§ **Set task**
Pick out each line of the records that includes the string "sounds", and copy it.

* begin Records to use *

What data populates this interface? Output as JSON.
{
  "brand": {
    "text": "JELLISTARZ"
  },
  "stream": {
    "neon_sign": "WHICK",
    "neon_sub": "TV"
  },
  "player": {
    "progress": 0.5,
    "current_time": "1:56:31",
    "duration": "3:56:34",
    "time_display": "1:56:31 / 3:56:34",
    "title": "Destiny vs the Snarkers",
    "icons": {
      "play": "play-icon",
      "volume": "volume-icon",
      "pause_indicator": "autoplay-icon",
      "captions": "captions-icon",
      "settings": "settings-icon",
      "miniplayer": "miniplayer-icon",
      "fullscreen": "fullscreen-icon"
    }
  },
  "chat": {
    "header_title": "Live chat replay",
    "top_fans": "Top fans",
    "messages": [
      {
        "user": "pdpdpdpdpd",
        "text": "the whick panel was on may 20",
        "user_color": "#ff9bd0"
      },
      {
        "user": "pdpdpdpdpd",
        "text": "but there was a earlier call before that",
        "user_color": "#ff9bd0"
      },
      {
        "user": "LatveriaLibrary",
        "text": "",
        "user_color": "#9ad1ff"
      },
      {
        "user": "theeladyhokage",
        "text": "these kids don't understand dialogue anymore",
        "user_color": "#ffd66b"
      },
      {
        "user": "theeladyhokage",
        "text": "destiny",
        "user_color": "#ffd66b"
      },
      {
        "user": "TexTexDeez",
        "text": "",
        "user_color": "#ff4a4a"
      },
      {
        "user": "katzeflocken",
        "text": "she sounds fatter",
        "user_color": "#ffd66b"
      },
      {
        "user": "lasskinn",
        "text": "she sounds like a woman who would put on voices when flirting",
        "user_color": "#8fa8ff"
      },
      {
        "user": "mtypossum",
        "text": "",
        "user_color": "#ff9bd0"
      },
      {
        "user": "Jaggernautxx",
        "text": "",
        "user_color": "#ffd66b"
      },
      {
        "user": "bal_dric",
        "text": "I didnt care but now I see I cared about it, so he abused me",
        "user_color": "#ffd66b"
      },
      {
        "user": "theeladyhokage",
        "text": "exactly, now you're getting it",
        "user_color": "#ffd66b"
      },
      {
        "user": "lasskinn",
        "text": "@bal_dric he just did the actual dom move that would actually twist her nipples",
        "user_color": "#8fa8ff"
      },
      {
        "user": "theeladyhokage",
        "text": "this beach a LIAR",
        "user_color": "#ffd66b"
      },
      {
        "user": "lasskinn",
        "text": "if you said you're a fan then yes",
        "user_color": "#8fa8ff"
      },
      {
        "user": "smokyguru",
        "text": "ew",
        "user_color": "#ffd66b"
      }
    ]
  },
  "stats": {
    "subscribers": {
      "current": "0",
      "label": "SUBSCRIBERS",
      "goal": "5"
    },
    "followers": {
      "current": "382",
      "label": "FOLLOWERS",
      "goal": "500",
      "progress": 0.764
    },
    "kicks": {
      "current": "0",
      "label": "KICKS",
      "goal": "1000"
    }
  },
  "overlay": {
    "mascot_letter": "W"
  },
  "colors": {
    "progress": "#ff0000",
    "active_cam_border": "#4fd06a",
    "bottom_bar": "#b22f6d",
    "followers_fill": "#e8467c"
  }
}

* end Records to use *

§ **Full output**
        "text": "she sounds fatter",
        "text": "she sounds like a woman who would put on voices when flirting",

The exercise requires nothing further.